-- begin --

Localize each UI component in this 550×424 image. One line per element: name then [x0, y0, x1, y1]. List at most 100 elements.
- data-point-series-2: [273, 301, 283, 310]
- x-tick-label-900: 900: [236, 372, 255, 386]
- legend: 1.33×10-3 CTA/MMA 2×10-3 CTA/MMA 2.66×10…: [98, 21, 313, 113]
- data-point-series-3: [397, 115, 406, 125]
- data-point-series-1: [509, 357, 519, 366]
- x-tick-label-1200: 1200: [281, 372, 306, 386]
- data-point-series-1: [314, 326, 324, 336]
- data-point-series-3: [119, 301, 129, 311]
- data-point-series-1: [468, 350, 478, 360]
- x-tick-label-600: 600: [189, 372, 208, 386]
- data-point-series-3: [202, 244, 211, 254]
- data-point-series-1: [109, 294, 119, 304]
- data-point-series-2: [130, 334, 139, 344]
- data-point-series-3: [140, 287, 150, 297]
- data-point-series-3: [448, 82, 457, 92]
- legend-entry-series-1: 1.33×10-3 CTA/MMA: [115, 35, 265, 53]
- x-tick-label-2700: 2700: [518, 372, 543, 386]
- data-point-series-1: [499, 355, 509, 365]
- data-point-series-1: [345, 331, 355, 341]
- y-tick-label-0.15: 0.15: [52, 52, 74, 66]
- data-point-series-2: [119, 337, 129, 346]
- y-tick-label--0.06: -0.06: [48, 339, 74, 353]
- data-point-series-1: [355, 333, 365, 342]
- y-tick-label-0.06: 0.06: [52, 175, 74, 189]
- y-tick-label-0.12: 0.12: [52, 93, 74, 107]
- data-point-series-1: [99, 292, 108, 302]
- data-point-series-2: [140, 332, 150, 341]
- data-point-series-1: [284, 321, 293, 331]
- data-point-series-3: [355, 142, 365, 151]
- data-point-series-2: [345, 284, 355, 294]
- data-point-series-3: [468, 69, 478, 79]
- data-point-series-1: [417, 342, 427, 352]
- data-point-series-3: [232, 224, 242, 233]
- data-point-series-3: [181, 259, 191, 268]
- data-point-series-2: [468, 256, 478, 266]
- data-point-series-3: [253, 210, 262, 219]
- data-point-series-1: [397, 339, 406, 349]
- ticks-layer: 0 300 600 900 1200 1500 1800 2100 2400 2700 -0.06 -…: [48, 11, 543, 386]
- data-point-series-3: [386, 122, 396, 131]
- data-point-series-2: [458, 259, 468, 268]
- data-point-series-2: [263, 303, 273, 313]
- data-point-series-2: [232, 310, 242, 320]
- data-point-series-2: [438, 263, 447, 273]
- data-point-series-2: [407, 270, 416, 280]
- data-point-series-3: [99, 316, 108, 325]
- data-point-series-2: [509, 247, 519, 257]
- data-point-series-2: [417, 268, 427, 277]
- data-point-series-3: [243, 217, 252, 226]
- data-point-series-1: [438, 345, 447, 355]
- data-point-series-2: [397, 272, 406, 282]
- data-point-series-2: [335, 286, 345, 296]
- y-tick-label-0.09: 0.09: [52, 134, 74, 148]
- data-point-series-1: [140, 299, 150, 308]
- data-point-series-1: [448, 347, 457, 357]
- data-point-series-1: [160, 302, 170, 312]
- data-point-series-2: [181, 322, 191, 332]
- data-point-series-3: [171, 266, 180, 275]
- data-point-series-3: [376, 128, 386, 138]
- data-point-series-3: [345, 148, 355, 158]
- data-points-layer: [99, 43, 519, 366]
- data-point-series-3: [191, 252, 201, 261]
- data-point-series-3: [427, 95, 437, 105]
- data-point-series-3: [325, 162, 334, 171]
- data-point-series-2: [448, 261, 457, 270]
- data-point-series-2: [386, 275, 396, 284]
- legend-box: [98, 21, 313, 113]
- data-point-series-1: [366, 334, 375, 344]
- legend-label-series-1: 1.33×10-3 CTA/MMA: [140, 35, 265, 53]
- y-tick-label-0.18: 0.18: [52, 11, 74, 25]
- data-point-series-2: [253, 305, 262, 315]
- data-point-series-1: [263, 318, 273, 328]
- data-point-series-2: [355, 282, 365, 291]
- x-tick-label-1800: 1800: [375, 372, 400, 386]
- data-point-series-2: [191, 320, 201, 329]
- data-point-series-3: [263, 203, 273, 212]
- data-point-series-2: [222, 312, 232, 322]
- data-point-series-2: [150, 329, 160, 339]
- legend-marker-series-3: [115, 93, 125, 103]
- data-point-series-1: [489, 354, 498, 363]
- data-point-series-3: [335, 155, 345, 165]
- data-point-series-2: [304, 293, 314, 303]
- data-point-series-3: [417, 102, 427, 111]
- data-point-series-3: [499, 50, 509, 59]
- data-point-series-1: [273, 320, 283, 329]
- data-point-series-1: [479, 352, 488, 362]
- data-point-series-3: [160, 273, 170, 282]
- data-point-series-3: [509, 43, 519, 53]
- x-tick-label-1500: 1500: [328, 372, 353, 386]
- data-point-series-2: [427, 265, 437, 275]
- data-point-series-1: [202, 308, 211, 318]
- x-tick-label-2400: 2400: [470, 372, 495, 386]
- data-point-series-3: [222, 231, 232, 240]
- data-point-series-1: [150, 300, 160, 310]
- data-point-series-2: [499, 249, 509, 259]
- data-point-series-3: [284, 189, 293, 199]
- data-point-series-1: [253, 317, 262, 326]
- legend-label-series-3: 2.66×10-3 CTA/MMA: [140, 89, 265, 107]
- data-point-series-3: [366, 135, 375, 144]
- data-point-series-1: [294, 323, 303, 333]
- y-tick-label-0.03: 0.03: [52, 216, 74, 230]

-- end --

• [SHORT PROBLEM] Rewrite all the records above, replacing every "data-point-series-2" with "marker-series-2" and leaving everything else unchanged.

• [EXPECTED OUTPUT]
Localize each UI component in this 550×424 image. One line per element: name then [x0, y0, x1, y1]. List at most 100 elements.
- marker-series-2: [273, 301, 283, 310]
- x-tick-label-900: 900: [236, 372, 255, 386]
- legend: 1.33×10-3 CTA/MMA 2×10-3 CTA/MMA 2.66×10…: [98, 21, 313, 113]
- data-point-series-3: [397, 115, 406, 125]
- data-point-series-1: [509, 357, 519, 366]
- x-tick-label-1200: 1200: [281, 372, 306, 386]
- data-point-series-1: [314, 326, 324, 336]
- data-point-series-3: [119, 301, 129, 311]
- data-point-series-1: [468, 350, 478, 360]
- x-tick-label-600: 600: [189, 372, 208, 386]
- data-point-series-3: [202, 244, 211, 254]
- data-point-series-1: [109, 294, 119, 304]
- marker-series-2: [130, 334, 139, 344]
- data-point-series-3: [140, 287, 150, 297]
- data-point-series-3: [448, 82, 457, 92]
- legend-entry-series-1: 1.33×10-3 CTA/MMA: [115, 35, 265, 53]
- x-tick-label-2700: 2700: [518, 372, 543, 386]
- data-point-series-1: [499, 355, 509, 365]
- data-point-series-1: [345, 331, 355, 341]
- y-tick-label-0.15: 0.15: [52, 52, 74, 66]
- marker-series-2: [119, 337, 129, 346]
- y-tick-label--0.06: -0.06: [48, 339, 74, 353]
- data-point-series-1: [355, 333, 365, 342]
- y-tick-label-0.06: 0.06: [52, 175, 74, 189]
- y-tick-label-0.12: 0.12: [52, 93, 74, 107]
- data-point-series-1: [99, 292, 108, 302]
- marker-series-2: [140, 332, 150, 341]
- data-point-series-1: [284, 321, 293, 331]
- data-point-series-3: [355, 142, 365, 151]
- marker-series-2: [345, 284, 355, 294]
- data-point-series-3: [468, 69, 478, 79]
- data-point-series-1: [417, 342, 427, 352]
- data-point-series-3: [232, 224, 242, 233]
- data-point-series-3: [181, 259, 191, 268]
- marker-series-2: [468, 256, 478, 266]
- data-point-series-3: [253, 210, 262, 219]
- data-point-series-1: [397, 339, 406, 349]
- ticks-layer: 0 300 600 900 1200 1500 1800 2100 2400 2700 -0.06 -…: [48, 11, 543, 386]
- data-point-series-3: [386, 122, 396, 131]
- marker-series-2: [458, 259, 468, 268]
- marker-series-2: [263, 303, 273, 313]
- marker-series-2: [232, 310, 242, 320]
- marker-series-2: [438, 263, 447, 273]
- marker-series-2: [407, 270, 416, 280]
- data-point-series-3: [99, 316, 108, 325]
- marker-series-2: [509, 247, 519, 257]
- marker-series-2: [417, 268, 427, 277]
- data-point-series-3: [243, 217, 252, 226]
- data-point-series-1: [438, 345, 447, 355]
- marker-series-2: [397, 272, 406, 282]
- marker-series-2: [335, 286, 345, 296]
- y-tick-label-0.09: 0.09: [52, 134, 74, 148]
- data-point-series-1: [140, 299, 150, 308]
- data-point-series-1: [448, 347, 457, 357]
- data-point-series-1: [160, 302, 170, 312]
- marker-series-2: [181, 322, 191, 332]
- data-point-series-3: [171, 266, 180, 275]
- data-point-series-3: [376, 128, 386, 138]
- data-point-series-3: [345, 148, 355, 158]
- data-points-layer: [99, 43, 519, 366]
- data-point-series-3: [191, 252, 201, 261]
- data-point-series-3: [427, 95, 437, 105]
- data-point-series-3: [325, 162, 334, 171]
- marker-series-2: [448, 261, 457, 270]
- marker-series-2: [386, 275, 396, 284]
- legend-box: [98, 21, 313, 113]
- data-point-series-1: [366, 334, 375, 344]
- legend-label-series-1: 1.33×10-3 CTA/MMA: [140, 35, 265, 53]
- y-tick-label-0.18: 0.18: [52, 11, 74, 25]
- marker-series-2: [253, 305, 262, 315]
- data-point-series-1: [263, 318, 273, 328]
- marker-series-2: [355, 282, 365, 291]
- x-tick-label-1800: 1800: [375, 372, 400, 386]
- marker-series-2: [191, 320, 201, 329]
- data-point-series-3: [263, 203, 273, 212]
- marker-series-2: [222, 312, 232, 322]
- marker-series-2: [150, 329, 160, 339]
- legend-marker-series-3: [115, 93, 125, 103]
- data-point-series-1: [489, 354, 498, 363]
- data-point-series-3: [335, 155, 345, 165]
- marker-series-2: [304, 293, 314, 303]
- data-point-series-3: [417, 102, 427, 111]
- data-point-series-3: [499, 50, 509, 59]
- data-point-series-1: [273, 320, 283, 329]
- data-point-series-1: [479, 352, 488, 362]
- data-point-series-3: [160, 273, 170, 282]
- data-point-series-3: [509, 43, 519, 53]
- x-tick-label-1500: 1500: [328, 372, 353, 386]
- marker-series-2: [427, 265, 437, 275]
- data-point-series-1: [202, 308, 211, 318]
- x-tick-label-2400: 2400: [470, 372, 495, 386]
- data-point-series-3: [222, 231, 232, 240]
- data-point-series-1: [150, 300, 160, 310]
- marker-series-2: [499, 249, 509, 259]
- data-point-series-3: [284, 189, 293, 199]
- data-point-series-1: [253, 317, 262, 326]
- legend-label-series-3: 2.66×10-3 CTA/MMA: [140, 89, 265, 107]
- data-point-series-3: [366, 135, 375, 144]
- data-point-series-1: [294, 323, 303, 333]
- y-tick-label-0.03: 0.03: [52, 216, 74, 230]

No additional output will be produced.